**Aim:**
Pick out all lines of the entries that include the word "title" and copy them.

[begin Supplied records]

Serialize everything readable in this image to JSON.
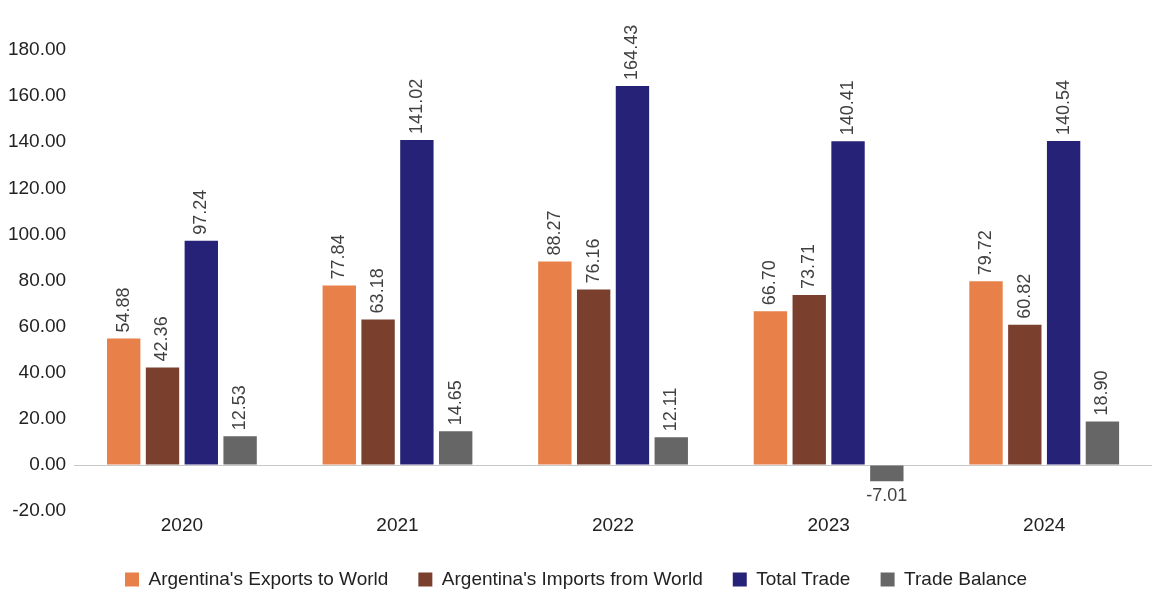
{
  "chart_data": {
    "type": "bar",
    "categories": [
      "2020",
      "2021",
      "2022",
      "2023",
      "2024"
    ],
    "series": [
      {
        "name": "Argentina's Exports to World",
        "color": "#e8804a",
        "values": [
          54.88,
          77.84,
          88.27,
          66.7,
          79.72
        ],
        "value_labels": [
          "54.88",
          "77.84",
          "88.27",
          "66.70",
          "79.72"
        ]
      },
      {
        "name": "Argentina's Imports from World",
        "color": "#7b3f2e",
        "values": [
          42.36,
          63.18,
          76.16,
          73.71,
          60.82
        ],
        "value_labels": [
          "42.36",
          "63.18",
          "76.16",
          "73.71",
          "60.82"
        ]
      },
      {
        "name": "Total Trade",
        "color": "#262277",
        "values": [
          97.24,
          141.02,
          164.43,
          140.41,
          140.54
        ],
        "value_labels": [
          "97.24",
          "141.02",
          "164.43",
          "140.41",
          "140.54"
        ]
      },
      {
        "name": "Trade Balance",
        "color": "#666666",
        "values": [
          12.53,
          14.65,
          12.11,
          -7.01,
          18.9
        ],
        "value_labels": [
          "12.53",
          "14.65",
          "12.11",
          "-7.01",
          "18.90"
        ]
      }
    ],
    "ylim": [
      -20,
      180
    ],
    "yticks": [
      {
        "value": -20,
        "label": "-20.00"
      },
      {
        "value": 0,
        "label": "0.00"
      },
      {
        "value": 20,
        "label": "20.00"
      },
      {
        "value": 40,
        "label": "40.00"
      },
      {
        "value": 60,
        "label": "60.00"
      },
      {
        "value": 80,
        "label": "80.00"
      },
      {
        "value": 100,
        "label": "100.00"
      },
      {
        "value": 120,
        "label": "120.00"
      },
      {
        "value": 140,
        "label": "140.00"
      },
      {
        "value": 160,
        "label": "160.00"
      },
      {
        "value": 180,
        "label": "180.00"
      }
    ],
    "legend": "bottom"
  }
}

[end Supplied records]
[begin Supplied records]

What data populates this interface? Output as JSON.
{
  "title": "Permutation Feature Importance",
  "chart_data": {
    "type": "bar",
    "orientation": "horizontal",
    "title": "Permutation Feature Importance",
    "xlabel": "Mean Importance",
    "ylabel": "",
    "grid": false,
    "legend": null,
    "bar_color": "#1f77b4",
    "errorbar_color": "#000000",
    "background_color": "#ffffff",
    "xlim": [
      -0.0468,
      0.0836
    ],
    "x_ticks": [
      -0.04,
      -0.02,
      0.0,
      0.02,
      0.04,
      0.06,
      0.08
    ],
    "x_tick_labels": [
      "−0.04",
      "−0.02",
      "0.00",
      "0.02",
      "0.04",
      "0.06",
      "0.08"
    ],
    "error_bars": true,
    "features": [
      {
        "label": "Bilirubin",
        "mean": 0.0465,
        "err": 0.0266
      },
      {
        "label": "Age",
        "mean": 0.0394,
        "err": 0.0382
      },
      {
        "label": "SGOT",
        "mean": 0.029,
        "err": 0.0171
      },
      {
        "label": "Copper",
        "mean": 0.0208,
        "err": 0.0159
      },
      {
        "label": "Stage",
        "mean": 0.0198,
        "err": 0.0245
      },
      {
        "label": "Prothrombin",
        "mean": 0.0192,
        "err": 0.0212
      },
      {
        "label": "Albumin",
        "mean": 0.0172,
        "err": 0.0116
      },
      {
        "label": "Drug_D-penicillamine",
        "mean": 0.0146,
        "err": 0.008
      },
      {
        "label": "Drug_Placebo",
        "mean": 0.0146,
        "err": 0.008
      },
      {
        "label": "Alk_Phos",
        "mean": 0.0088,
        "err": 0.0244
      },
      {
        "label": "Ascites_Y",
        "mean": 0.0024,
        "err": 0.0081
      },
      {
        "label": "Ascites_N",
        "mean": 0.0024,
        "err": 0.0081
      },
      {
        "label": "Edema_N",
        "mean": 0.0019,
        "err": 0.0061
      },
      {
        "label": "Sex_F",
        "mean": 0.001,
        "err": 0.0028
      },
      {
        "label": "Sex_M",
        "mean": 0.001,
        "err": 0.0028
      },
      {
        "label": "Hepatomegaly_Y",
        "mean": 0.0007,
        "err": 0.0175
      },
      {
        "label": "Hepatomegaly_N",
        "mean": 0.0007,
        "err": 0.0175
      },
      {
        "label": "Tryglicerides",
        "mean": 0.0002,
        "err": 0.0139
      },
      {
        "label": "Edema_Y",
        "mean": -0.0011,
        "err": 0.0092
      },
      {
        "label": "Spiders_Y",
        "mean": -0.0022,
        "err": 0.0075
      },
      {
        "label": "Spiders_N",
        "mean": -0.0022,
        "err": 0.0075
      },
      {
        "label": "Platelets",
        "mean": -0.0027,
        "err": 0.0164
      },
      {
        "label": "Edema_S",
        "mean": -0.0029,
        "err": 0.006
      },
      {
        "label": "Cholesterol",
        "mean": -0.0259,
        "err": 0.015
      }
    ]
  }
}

[end Supplied records]

**Task answer:**
  "title": "Permutation Feature Importance",
    "title": "Permutation Feature Importance",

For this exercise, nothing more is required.